___ DATA RECORDS ___
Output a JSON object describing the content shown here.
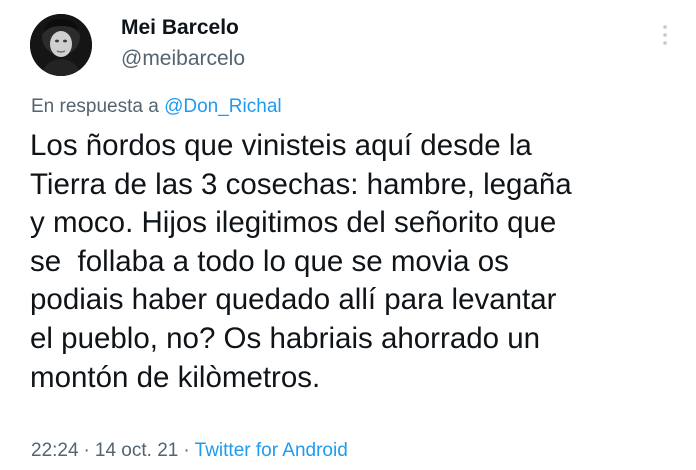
{
  "author": {
    "name": "Mei Barcelo",
    "handle": "@meibarcelo"
  },
  "reply": {
    "prefix": "En respuesta a ",
    "mention": "@Don_Richal"
  },
  "tweet": {
    "lines": [
      "Los ñordos que vinisteis aquí desde la",
      "Tierra de las 3 cosechas: hambre, legaña",
      "y moco. Hijos ilegitimos del señorito que",
      "se  follaba a todo lo que se movia os",
      "podiais haber quedado allí para levantar",
      "el pueblo, no? Os habriais ahorrado un",
      "montón de kilòmetros."
    ]
  },
  "meta": {
    "time": "22:24",
    "separator": "·",
    "date": "14 oct. 21",
    "source": "Twitter for Android"
  },
  "colors": {
    "text": "#0f1419",
    "secondary": "#536471",
    "link": "#1d9bf0",
    "background": "#ffffff"
  },
  "icons": {
    "more": "more-vertical-icon"
  }
}
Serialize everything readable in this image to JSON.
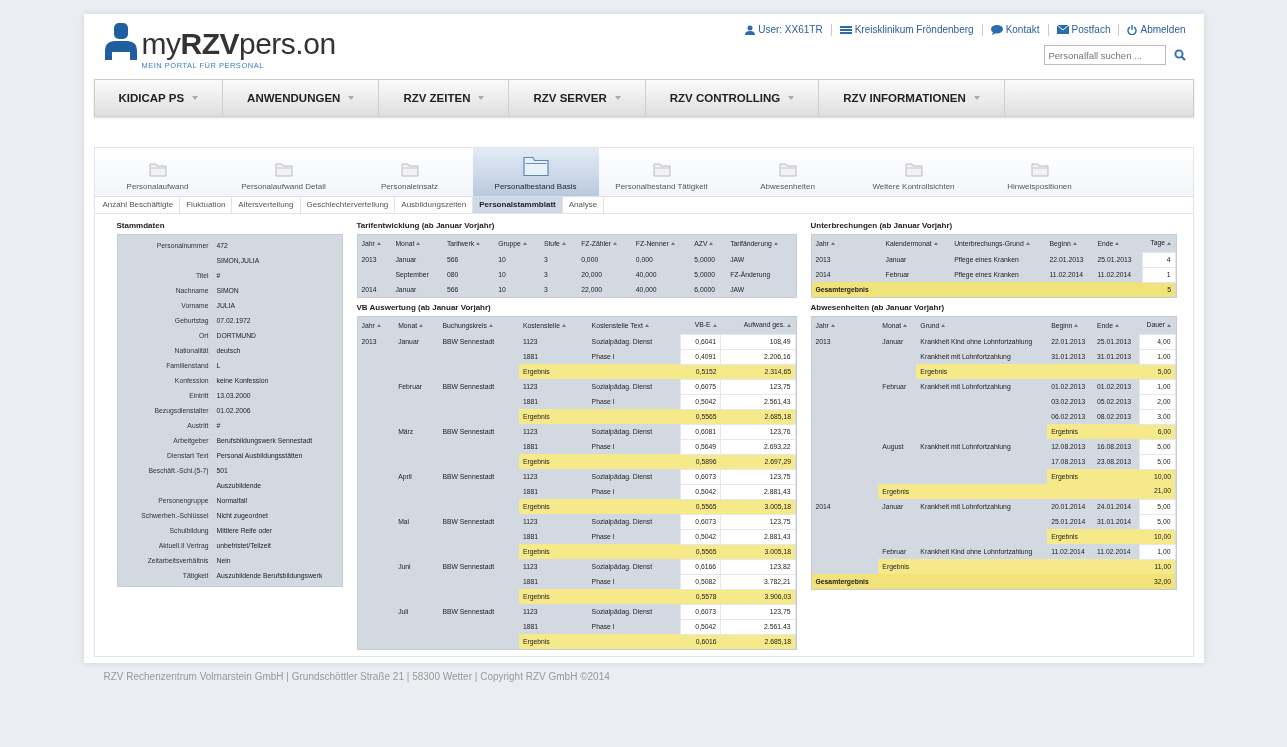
{
  "logo": {
    "name": "my**RZV**pers.on",
    "tagline": "MEIN PORTAL FÜR PERSONAL"
  },
  "top_links": [
    {
      "kind": "user",
      "label": "User: XX61TR"
    },
    {
      "kind": "org",
      "label": "Kreisklinikum Fröndenberg"
    },
    {
      "kind": "contact",
      "label": "Kontakt"
    },
    {
      "kind": "mail",
      "label": "Postfach"
    },
    {
      "kind": "logout",
      "label": "Abmelden"
    }
  ],
  "search": {
    "placeholder": "Personalfall suchen ..."
  },
  "menu": [
    "KIDICAP PS",
    "ANWENDUNGEN",
    "RZV ZEITEN",
    "RZV SERVER",
    "RZV CONTROLLING",
    "RZV INFORMATIONEN"
  ],
  "tabs": [
    {
      "label": "Personalaufwand",
      "selected": false
    },
    {
      "label": "Personalaufwand Detail",
      "selected": false
    },
    {
      "label": "Personaleinsatz",
      "selected": false
    },
    {
      "label": "Personalbestand Basis",
      "selected": true
    },
    {
      "label": "Personalbestand Tätigkeit",
      "selected": false
    },
    {
      "label": "Abwesenheiten",
      "selected": false
    },
    {
      "label": "Weitere Kontrollsichten",
      "selected": false
    },
    {
      "label": "Hinweispositionen",
      "selected": false
    }
  ],
  "subtabs": [
    {
      "label": "Anzahl Beschäftigte",
      "selected": false
    },
    {
      "label": "Fluktuation",
      "selected": false
    },
    {
      "label": "Altersverteilung",
      "selected": false
    },
    {
      "label": "Geschlechterverteilung",
      "selected": false
    },
    {
      "label": "Ausbildungszeiten",
      "selected": false
    },
    {
      "label": "Personalstammblatt",
      "selected": true
    },
    {
      "label": "Analyse",
      "selected": false
    }
  ],
  "stammdaten": {
    "title": "Stammdaten",
    "fields": [
      {
        "label": "Personalnummer",
        "value": "472"
      },
      {
        "value": "SIMON,JULIA"
      },
      {
        "label": "Titel",
        "value": "#"
      },
      {
        "label": "Nachname",
        "value": "SIMON"
      },
      {
        "label": "Vorname",
        "value": "JULIA"
      },
      {
        "label": "Geburtstag",
        "value": "07.02.1972"
      },
      {
        "label": "Ort",
        "value": "DORTMUND"
      },
      {
        "label": "Nationalität",
        "value": "deutsch"
      },
      {
        "label": "Familienstand",
        "value": "L"
      },
      {
        "label": "Konfession",
        "value": "keine Konfession"
      },
      {
        "label": "Eintritt",
        "value": "13.03.2000"
      },
      {
        "label": "Bezugsdienstalter",
        "value": "01.02.2006"
      },
      {
        "label": "Austritt",
        "value": "#"
      },
      {
        "label": "Arbeitgeber",
        "value": "Berufsbildungswerk Sennestadt"
      },
      {
        "label": "Dienstart Text",
        "value": "Personal Ausbildungsstätten"
      },
      {
        "label": "Beschäft.-Schl.(5-7)",
        "value": "501"
      },
      {
        "value": "Auszubildende"
      },
      {
        "label": "Personengruppe",
        "value": "Normalfall"
      },
      {
        "label": "Schwerbeh.-Schlüssel",
        "value": "Nicht zugeordnet"
      },
      {
        "label": "Schulbildung",
        "value": "Mittlere Reife oder"
      },
      {
        "label": "Aktuell.II Vertrag",
        "value": "unbefristet/Teilzeit"
      },
      {
        "label": "Zeitarbeitsverhältnis",
        "value": "Nein"
      },
      {
        "label": "Tätigkeit",
        "value": "Auszubildende Berufsbildungswerk"
      }
    ]
  },
  "tarifentwicklung": {
    "title": "Tarifentwicklung (ab Januar Vorjahr)",
    "columns": [
      {
        "label": "Jahr"
      },
      {
        "label": "Monat"
      },
      {
        "label": "Tarifwerk"
      },
      {
        "label": "Gruppe"
      },
      {
        "label": "Stufe"
      },
      {
        "label": "FZ-Zähler"
      },
      {
        "label": "FZ-Nenner"
      },
      {
        "label": "AZV"
      },
      {
        "label": "Tarifänderung"
      }
    ],
    "rows": [
      {
        "kind": "data",
        "cells": [
          "2013",
          "Januar",
          "566",
          "10",
          "3",
          "0,000",
          "0,000",
          "5,0000",
          "JAW"
        ]
      },
      {
        "kind": "data",
        "cells": [
          null,
          "September",
          "080",
          "10",
          "3",
          "20,000",
          "40,000",
          "5,0000",
          "FZ-Änderung"
        ]
      },
      {
        "kind": "data",
        "cells": [
          "2014",
          "Januar",
          "566",
          "10",
          "3",
          "22,000",
          "40,000",
          "6,0000",
          "JAW"
        ]
      }
    ]
  },
  "vb_auswertung": {
    "title": "VB Auswertung (ab Januar Vorjahr)",
    "columns": [
      {
        "label": "Jahr",
        "kind": "text"
      },
      {
        "label": "Monat",
        "kind": "text"
      },
      {
        "label": "Buchungskreis",
        "kind": "text"
      },
      {
        "label": "Kostenstelle",
        "kind": "text"
      },
      {
        "label": "Kostenstelle Text",
        "kind": "text"
      },
      {
        "label": "VB-E",
        "kind": "number"
      },
      {
        "label": "Aufwand ges.",
        "kind": "number"
      }
    ],
    "rows": [
      {
        "kind": "data",
        "cells": [
          "2013",
          "Januar",
          "BBW Sennestadt",
          "1123",
          "Sozialpädag. Dienst",
          "0,6041",
          "108,49"
        ]
      },
      {
        "kind": "data",
        "cells": [
          null,
          null,
          null,
          "1881",
          "Phase I",
          "0,4091",
          "2.206,16"
        ]
      },
      {
        "kind": "sum",
        "cells": [
          null,
          null,
          null,
          "Ergebnis",
          null,
          "0,5152",
          "2.314,65"
        ]
      },
      {
        "kind": "data",
        "cells": [
          null,
          "Februar",
          "BBW Sennestadt",
          "1123",
          "Sozialpädag. Dienst",
          "0,6075",
          "123,75"
        ]
      },
      {
        "kind": "data",
        "cells": [
          null,
          null,
          null,
          "1881",
          "Phase I",
          "0,5042",
          "2.561,43"
        ]
      },
      {
        "kind": "sum",
        "cells": [
          null,
          null,
          null,
          "Ergebnis",
          null,
          "0,5565",
          "2.685,18"
        ]
      },
      {
        "kind": "data",
        "cells": [
          null,
          "März",
          "BBW Sennestadt",
          "1123",
          "Sozialpädag. Dienst",
          "0,6081",
          "123,76"
        ]
      },
      {
        "kind": "data",
        "cells": [
          null,
          null,
          null,
          "1881",
          "Phase I",
          "0,5649",
          "2.693,22"
        ]
      },
      {
        "kind": "sum",
        "cells": [
          null,
          null,
          null,
          "Ergebnis",
          null,
          "0,5896",
          "2.697,29"
        ]
      },
      {
        "kind": "data",
        "cells": [
          null,
          "April",
          "BBW Sennestadt",
          "1123",
          "Sozialpädag. Dienst",
          "0,6073",
          "123,75"
        ]
      },
      {
        "kind": "data",
        "cells": [
          null,
          null,
          null,
          "1881",
          "Phase I",
          "0,5042",
          "2.881,43"
        ]
      },
      {
        "kind": "sum",
        "cells": [
          null,
          null,
          null,
          "Ergebnis",
          null,
          "0,5565",
          "3.005,18"
        ]
      },
      {
        "kind": "data",
        "cells": [
          null,
          "Mai",
          "BBW Sennestadt",
          "1123",
          "Sozialpädag. Dienst",
          "0,6073",
          "123,75"
        ]
      },
      {
        "kind": "data",
        "cells": [
          null,
          null,
          null,
          "1881",
          "Phase I",
          "0,5042",
          "2.881,43"
        ]
      },
      {
        "kind": "sum",
        "cells": [
          null,
          null,
          null,
          "Ergebnis",
          null,
          "0,5565",
          "3.005,18"
        ]
      },
      {
        "kind": "data",
        "cells": [
          null,
          "Juni",
          "BBW Sennestadt",
          "1123",
          "Sozialpädag. Dienst",
          "0,6166",
          "123,82"
        ]
      },
      {
        "kind": "data",
        "cells": [
          null,
          null,
          null,
          "1881",
          "Phase I",
          "0,5082",
          "3.782,21"
        ]
      },
      {
        "kind": "sum",
        "cells": [
          null,
          null,
          null,
          "Ergebnis",
          null,
          "0,5578",
          "3.906,03"
        ]
      },
      {
        "kind": "data",
        "cells": [
          null,
          "Juli",
          "BBW Sennestadt",
          "1123",
          "Sozialpädag. Dienst",
          "0,6073",
          "123,75"
        ]
      },
      {
        "kind": "data",
        "cells": [
          null,
          null,
          null,
          "1881",
          "Phase I",
          "0,5042",
          "2.561,43"
        ]
      },
      {
        "kind": "sum",
        "cells": [
          null,
          null,
          null,
          "Ergebnis",
          null,
          "0,6016",
          "2.685,18"
        ]
      }
    ]
  },
  "unterbrechungen": {
    "title": "Unterbrechungen (ab Januar Vorjahr)",
    "columns": [
      {
        "label": "Jahr",
        "kind": "text"
      },
      {
        "label": "Kalendermonat",
        "kind": "text"
      },
      {
        "label": "Unterbrechungs-Grund",
        "kind": "text"
      },
      {
        "label": "Beginn",
        "kind": "text"
      },
      {
        "label": "Ende",
        "kind": "text"
      },
      {
        "label": "Tage",
        "kind": "number"
      }
    ],
    "rows": [
      {
        "kind": "data",
        "cells": [
          "2013",
          "Januar",
          "Pflege eines Kranken",
          "22.01.2013",
          "25.01.2013",
          "4"
        ]
      },
      {
        "kind": "data",
        "cells": [
          "2014",
          "Februar",
          "Pflege eines Kranken",
          "11.02.2014",
          "11.02.2014",
          "1"
        ]
      },
      {
        "kind": "total",
        "cells": [
          "Gesamtergebnis",
          null,
          null,
          null,
          null,
          "5"
        ]
      }
    ]
  },
  "abwesenheiten": {
    "title": "Abwesenheiten (ab Januar Vorjahr)",
    "columns": [
      {
        "label": "Jahr",
        "kind": "text"
      },
      {
        "label": "Monat",
        "kind": "text"
      },
      {
        "label": "Grund",
        "kind": "text"
      },
      {
        "label": "Beginn",
        "kind": "text"
      },
      {
        "label": "Ende",
        "kind": "text"
      },
      {
        "label": "Dauer",
        "kind": "number"
      }
    ],
    "rows": [
      {
        "kind": "data",
        "cells": [
          "2013",
          "Januar",
          "Krankheit Kind ohne Lohnfortzahlung",
          "22.01.2013",
          "25.01.2013",
          "4,00"
        ]
      },
      {
        "kind": "data",
        "cells": [
          null,
          null,
          "Krankheit mit Lohnfortzahlung",
          "31.01.2013",
          "31.01.2013",
          "1,00"
        ]
      },
      {
        "kind": "sum",
        "cells": [
          null,
          null,
          "Ergebnis",
          null,
          null,
          "5,00"
        ]
      },
      {
        "kind": "data",
        "cells": [
          null,
          "Februar",
          "Krankheit mit Lohnfortzahlung",
          "01.02.2013",
          "01.02.2013",
          "1,00"
        ]
      },
      {
        "kind": "data",
        "cells": [
          null,
          null,
          null,
          "03.02.2013",
          "05.02.2013",
          "2,00"
        ]
      },
      {
        "kind": "data",
        "cells": [
          null,
          null,
          null,
          "06.02.2013",
          "08.02.2013",
          "3,00"
        ]
      },
      {
        "kind": "sum",
        "cells": [
          null,
          null,
          null,
          "Ergebnis",
          null,
          "6,00"
        ]
      },
      {
        "kind": "data",
        "cells": [
          null,
          "August",
          "Krankheit mit Lohnfortzahlung",
          "12.08.2013",
          "16.08.2013",
          "5,00"
        ]
      },
      {
        "kind": "data",
        "cells": [
          null,
          null,
          null,
          "17.08.2013",
          "23.08.2013",
          "5,00"
        ]
      },
      {
        "kind": "sum",
        "cells": [
          null,
          null,
          null,
          "Ergebnis",
          null,
          "10,00"
        ]
      },
      {
        "kind": "sum",
        "cells": [
          null,
          "Ergebnis",
          null,
          null,
          null,
          "21,00"
        ]
      },
      {
        "kind": "data",
        "cells": [
          "2014",
          "Januar",
          "Krankheit mit Lohnfortzahlung",
          "20.01.2014",
          "24.01.2014",
          "5,00"
        ]
      },
      {
        "kind": "data",
        "cells": [
          null,
          null,
          null,
          "25.01.2014",
          "31.01.2014",
          "5,00"
        ]
      },
      {
        "kind": "sum",
        "cells": [
          null,
          null,
          null,
          "Ergebnis",
          null,
          "10,00"
        ]
      },
      {
        "kind": "data",
        "cells": [
          null,
          "Februar",
          "Krankheit Kind ohne Lohnfortzahlung",
          "11.02.2014",
          "11.02.2014",
          "1,00"
        ]
      },
      {
        "kind": "sum",
        "cells": [
          null,
          "Ergebnis",
          null,
          null,
          null,
          "11,00"
        ]
      },
      {
        "kind": "total",
        "cells": [
          "Gesamtergebnis",
          null,
          null,
          null,
          null,
          "32,00"
        ]
      }
    ]
  },
  "footer": "RZV Rechenzentrum Volmarstein GmbH | Grundschöttler Straße 21 | 58300 Wetter | Copyright RZV GmbH ©2014"
}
___
= AIM =
Wherever a line in the data above holds "Berufsbildungswerk", copy that line.

= EXERCISE RESULT =
        "value": "Berufsbildungswerk Sennestadt"
        "value": "Auszubildende Berufsbildungswerk"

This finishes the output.